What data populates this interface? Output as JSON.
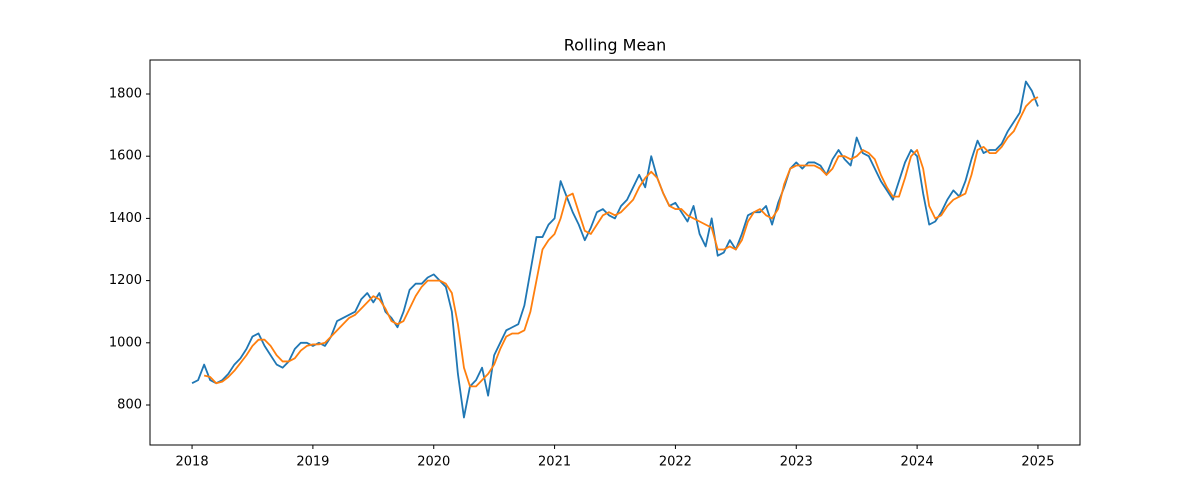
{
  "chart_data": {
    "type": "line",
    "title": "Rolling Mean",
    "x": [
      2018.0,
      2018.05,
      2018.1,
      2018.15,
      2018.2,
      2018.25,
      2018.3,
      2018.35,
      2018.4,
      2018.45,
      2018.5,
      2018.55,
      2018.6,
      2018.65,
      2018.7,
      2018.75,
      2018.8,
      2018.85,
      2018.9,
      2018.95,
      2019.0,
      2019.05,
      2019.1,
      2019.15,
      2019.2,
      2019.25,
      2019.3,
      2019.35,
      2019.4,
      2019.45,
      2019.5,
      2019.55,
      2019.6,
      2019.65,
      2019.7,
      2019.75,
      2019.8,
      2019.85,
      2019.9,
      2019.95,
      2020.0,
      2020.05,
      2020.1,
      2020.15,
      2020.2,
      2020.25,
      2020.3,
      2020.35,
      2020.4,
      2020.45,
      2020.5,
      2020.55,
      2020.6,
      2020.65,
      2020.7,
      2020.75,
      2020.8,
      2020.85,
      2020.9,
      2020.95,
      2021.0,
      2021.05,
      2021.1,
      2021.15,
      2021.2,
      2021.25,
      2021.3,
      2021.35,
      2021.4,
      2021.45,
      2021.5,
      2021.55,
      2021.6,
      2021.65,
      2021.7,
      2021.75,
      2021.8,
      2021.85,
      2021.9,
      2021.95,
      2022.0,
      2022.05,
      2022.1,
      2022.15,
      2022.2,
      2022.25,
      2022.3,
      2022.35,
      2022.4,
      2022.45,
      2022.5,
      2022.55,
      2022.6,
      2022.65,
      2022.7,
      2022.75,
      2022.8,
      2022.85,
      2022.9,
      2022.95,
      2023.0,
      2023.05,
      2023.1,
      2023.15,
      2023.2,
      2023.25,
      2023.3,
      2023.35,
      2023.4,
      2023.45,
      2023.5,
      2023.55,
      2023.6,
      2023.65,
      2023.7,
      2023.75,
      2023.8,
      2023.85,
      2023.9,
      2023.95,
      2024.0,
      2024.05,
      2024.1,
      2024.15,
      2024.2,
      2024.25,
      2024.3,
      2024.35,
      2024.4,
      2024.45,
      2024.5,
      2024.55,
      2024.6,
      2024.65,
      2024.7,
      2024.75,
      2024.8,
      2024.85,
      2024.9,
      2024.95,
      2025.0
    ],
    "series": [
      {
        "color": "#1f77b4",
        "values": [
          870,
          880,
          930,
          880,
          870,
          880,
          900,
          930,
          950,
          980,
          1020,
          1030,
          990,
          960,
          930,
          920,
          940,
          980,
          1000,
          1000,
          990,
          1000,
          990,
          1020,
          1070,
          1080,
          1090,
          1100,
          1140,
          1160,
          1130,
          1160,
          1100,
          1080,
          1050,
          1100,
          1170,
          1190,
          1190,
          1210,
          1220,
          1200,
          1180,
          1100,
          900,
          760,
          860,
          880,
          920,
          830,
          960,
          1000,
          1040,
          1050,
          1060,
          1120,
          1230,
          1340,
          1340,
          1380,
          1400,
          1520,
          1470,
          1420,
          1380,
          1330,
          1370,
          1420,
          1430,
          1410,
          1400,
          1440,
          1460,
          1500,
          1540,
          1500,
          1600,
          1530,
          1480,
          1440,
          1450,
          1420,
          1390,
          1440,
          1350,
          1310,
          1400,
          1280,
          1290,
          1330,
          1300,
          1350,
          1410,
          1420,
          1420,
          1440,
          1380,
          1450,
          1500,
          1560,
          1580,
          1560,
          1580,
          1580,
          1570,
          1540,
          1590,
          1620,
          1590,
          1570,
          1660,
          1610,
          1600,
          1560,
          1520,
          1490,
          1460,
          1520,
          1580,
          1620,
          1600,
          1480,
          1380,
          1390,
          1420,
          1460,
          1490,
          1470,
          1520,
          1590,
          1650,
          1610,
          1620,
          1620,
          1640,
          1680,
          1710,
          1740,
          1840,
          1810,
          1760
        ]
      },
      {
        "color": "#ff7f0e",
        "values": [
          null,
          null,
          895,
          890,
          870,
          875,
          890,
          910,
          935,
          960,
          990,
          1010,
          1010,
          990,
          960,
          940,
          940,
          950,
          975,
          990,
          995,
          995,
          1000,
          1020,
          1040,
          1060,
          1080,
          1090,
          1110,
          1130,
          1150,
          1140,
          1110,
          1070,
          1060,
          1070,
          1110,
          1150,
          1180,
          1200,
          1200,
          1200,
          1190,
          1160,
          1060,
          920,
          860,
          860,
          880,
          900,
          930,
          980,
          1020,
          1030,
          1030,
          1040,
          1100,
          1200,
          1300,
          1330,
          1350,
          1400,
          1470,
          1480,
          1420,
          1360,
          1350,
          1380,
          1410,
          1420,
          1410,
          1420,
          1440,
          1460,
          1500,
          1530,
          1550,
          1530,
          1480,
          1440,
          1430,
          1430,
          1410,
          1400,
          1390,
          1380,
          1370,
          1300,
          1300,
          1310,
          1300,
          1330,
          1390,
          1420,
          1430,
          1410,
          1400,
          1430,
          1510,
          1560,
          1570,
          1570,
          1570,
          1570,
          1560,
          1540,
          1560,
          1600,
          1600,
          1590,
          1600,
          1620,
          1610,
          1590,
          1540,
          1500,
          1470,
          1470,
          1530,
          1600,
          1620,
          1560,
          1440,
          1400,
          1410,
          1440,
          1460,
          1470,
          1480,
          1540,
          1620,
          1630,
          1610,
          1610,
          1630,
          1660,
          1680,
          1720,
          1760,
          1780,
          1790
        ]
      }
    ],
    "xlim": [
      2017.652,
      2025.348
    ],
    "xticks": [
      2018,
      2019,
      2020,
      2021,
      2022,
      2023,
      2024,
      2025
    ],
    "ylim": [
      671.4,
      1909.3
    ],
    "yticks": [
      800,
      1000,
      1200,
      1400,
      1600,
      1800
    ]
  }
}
——
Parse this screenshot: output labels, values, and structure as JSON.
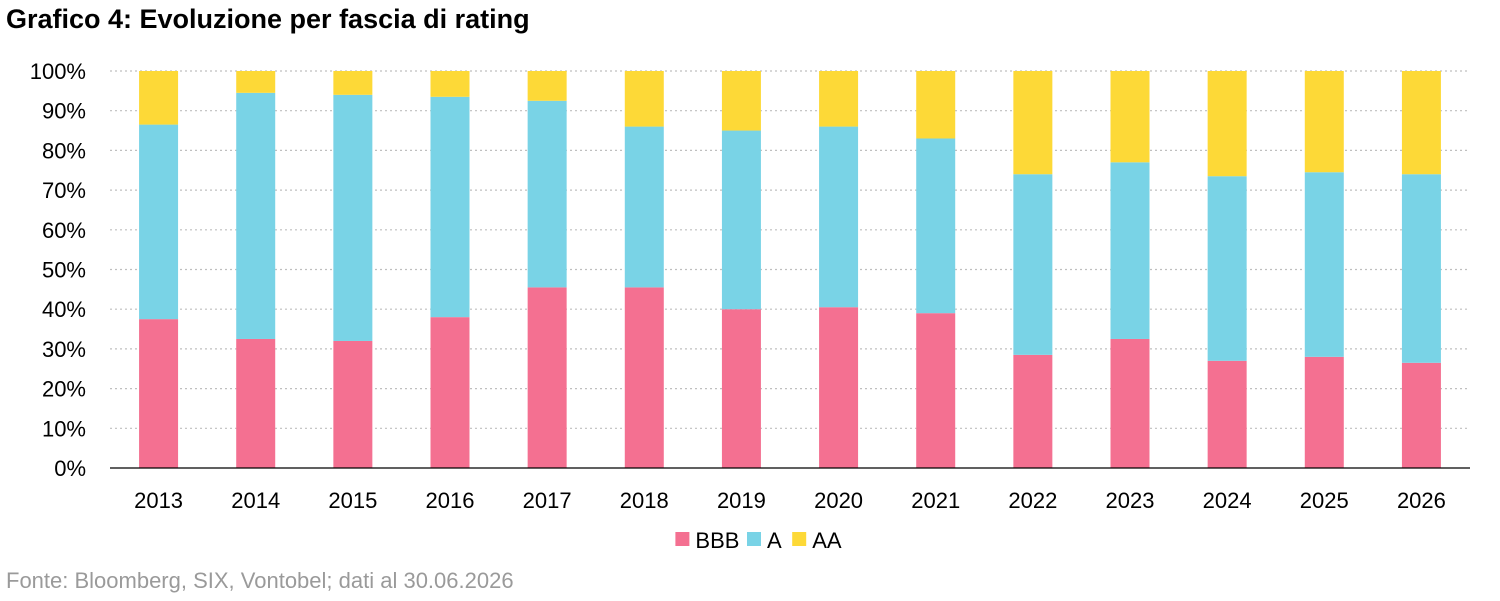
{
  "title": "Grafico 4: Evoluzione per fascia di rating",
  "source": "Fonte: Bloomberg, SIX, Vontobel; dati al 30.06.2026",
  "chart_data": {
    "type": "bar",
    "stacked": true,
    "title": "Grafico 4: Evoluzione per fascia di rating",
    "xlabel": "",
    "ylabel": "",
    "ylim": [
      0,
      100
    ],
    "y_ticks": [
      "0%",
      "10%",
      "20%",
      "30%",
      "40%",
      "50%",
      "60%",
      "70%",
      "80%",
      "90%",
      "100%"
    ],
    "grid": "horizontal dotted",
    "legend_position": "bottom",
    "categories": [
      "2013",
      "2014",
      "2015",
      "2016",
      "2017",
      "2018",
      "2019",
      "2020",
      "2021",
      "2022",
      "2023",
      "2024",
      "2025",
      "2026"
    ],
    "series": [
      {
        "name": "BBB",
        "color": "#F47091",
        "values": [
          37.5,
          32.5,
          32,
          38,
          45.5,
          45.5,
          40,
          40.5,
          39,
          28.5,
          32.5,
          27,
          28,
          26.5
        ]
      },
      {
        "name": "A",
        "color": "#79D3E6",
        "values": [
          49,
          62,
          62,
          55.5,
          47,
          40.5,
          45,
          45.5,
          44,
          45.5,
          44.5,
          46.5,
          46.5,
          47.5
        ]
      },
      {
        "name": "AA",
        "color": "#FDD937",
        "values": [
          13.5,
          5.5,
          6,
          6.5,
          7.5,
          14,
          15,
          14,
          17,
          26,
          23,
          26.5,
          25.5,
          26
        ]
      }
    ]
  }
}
——
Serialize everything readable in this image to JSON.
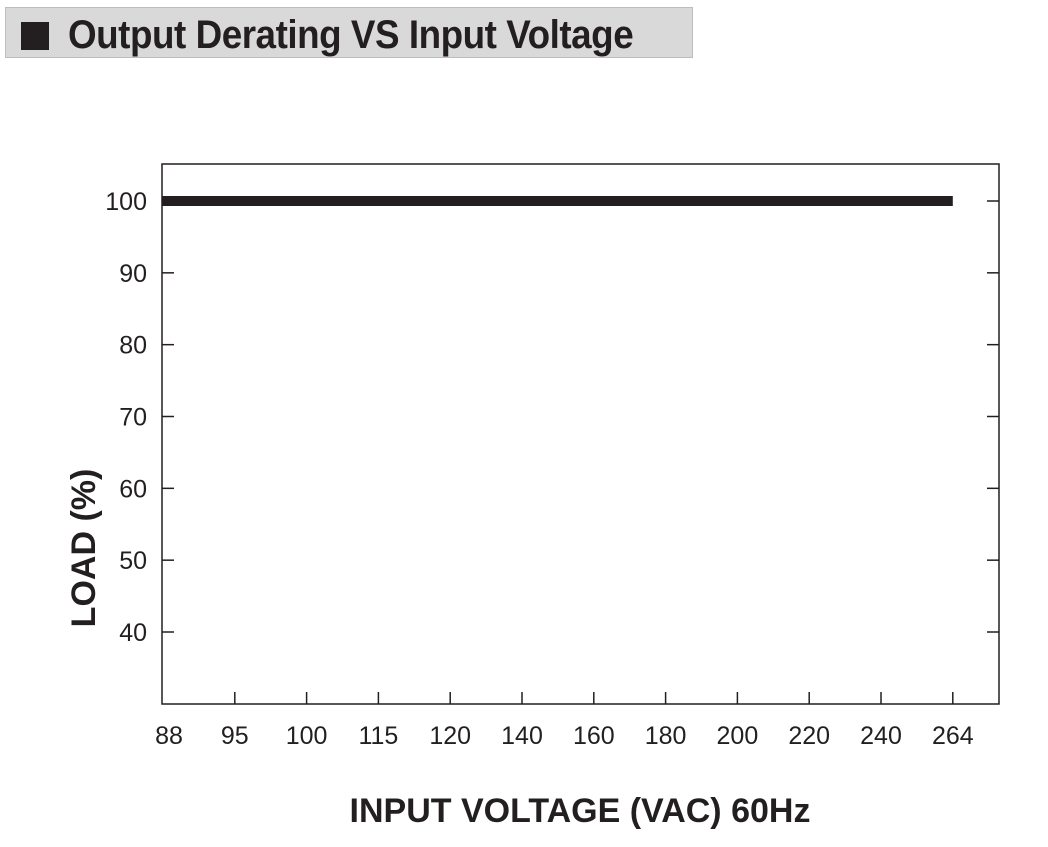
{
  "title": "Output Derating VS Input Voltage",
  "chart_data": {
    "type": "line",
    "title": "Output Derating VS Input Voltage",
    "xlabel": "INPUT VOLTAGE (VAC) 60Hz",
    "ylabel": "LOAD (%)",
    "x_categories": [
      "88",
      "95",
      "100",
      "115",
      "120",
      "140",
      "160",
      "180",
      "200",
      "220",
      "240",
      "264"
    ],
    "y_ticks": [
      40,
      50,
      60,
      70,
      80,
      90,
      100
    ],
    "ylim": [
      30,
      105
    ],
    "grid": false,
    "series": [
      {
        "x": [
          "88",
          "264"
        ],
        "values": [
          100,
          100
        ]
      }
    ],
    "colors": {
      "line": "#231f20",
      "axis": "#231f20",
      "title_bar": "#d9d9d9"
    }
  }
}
——
WHAT YOU ARE ASKED TO DO. Check each line above for the word "this" and say how many have it, with nothing else.

OUTPUT OF THE TASK. 3